Problem requirements
The entries below are to be repeated exactly as they stand.

##### Supplied data

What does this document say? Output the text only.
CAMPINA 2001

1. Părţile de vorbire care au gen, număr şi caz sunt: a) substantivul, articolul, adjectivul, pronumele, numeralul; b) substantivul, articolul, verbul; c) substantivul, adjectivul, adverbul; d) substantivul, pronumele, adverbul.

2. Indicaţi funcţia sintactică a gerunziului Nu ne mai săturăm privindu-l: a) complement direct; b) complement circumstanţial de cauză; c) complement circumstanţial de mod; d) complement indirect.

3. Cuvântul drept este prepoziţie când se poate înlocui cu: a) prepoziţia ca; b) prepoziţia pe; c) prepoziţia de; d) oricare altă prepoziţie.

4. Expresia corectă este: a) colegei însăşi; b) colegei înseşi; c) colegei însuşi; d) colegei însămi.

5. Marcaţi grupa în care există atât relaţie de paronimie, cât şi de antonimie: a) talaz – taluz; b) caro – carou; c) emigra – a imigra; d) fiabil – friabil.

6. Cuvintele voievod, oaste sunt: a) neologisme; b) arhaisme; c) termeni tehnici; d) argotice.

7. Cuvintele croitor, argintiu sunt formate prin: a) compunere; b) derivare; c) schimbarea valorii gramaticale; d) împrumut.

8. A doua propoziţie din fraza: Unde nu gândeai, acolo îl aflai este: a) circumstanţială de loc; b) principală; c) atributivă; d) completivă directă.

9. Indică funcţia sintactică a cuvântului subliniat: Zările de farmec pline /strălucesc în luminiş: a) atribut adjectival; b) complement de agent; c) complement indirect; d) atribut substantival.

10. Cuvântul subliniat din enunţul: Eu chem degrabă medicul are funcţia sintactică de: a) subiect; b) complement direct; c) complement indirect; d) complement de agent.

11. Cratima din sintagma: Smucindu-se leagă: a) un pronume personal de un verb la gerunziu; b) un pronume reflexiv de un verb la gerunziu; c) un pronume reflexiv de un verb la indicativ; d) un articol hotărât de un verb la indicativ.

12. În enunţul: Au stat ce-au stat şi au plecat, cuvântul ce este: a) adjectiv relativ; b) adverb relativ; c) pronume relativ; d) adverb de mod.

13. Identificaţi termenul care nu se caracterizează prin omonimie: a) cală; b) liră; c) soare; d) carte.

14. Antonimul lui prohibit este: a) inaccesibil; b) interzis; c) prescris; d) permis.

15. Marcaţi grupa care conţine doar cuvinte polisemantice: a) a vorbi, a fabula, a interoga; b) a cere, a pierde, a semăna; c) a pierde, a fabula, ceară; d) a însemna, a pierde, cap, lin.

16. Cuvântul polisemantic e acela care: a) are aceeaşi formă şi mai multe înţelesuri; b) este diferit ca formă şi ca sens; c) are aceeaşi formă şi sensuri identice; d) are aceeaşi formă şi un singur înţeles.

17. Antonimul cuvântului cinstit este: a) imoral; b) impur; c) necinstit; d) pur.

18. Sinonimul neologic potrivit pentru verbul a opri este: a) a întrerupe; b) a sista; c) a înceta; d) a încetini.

##########

Final answer
What does this document say? Output the text only.
CAMPINA 2001

1. Părţile de vorbire care au gen, număr şi caz sunt: a) substantivul, articolul, adjectivul, pronumele, numeralul; b) substantivul, articolul, verbul; c) substantivul, adjectivul, adverbul; d) substantivul, pronumele, adverbul.

2. Indicaţi funcţia sintactică a gerunziului Nu ne mai săturăm privindu-l: a) complement direct; b) complement circumstanţial de cauză; c) complement circumstanţial de mod; d) complement indirect.

3. Cuvântul drept este prepoziţie când se poate înlocui cu: a) prepoziţia ca; b) prepoziţia pe; c) prepoziţia de; d) oricare altă prepoziţie.

4. Expresia corectă este: a) colegei însăşi; b) colegei înseşi; c) colegei însuşi; d) colegei însămi.

5. Marcaţi grupa în care există atât relaţie de paronimie, cât şi de antonimie: a) talaz – taluz; b) caro – carou; c) emigra – a imigra; d) fiabil – friabil.

6. Cuvintele voievod, oaste sunt: a) neologisme; b) arhaisme; c) termeni tehnici; d) argotice.

7. Cuvintele croitor, argintiu sunt formate prin: a) compunere; b) derivare; c) schimbarea valorii gramaticale; d) împrumut.

8. A doua propoziţie din fraza: Unde nu gândeai, acolo îl aflai este: a) circumstanţială de loc; b) principală; c) atributivă; d) completivă directă.

9. Indică funcţia sintactică a cuvântului subliniat: Zările de farmec pline /strălucesc în luminiş: a) atribut adjectival; b) complement de agent; c) complement indirect; d) atribut substantival.

10. Cuvântul subliniat din enunţul: Eu chem degrabă medicul are funcţia sintactică de: a) subiect; b) complement direct; c) complement indirect; d) complement de agent.

11. Cratima din sintagma: Smucindu-se leagă: a) un pronume personal de un verb la gerunziu; b) un pronume reflexiv de un verb la gerunziu; c) un pronume reflexiv de un verb la indicativ; d) un articol hotărât de un verb la indicativ.

12. În enunţul: Au stat ce-au stat şi au plecat, cuvântul ce este: a) adjectiv relativ; b) adverb relativ; c) pronume relativ; d) adverb de mod.

13. Identificaţi termenul care nu se caracterizează prin omonimie: a) cală; b) liră; c) soare; d) carte.

14. Antonimul lui prohibit este: a) inaccesibil; b) interzis; c) prescris; d) permis.

15. Marcaţi grupa care conţine doar cuvinte polisemantice: a) a vorbi, a fabula, a interoga; b) a cere, a pierde, a semăna; c) a pierde, a fabula, ceară; d) a însemna, a pierde, cap, lin.

16. Cuvântul polisemantic e acela care: a) are aceeaşi formă şi mai multe înţelesuri; b) este diferit ca formă şi ca sens; c) are aceeaşi formă şi sensuri identice; d) are aceeaşi formă şi un singur înţeles.

17. Antonimul cuvântului cinstit este: a) imoral; b) impur; c) necinstit; d) pur.

18. Sinonimul neologic potrivit pentru verbul a opri este: a) a întrerupe; b) a sista; c) a înceta; d) a încetini.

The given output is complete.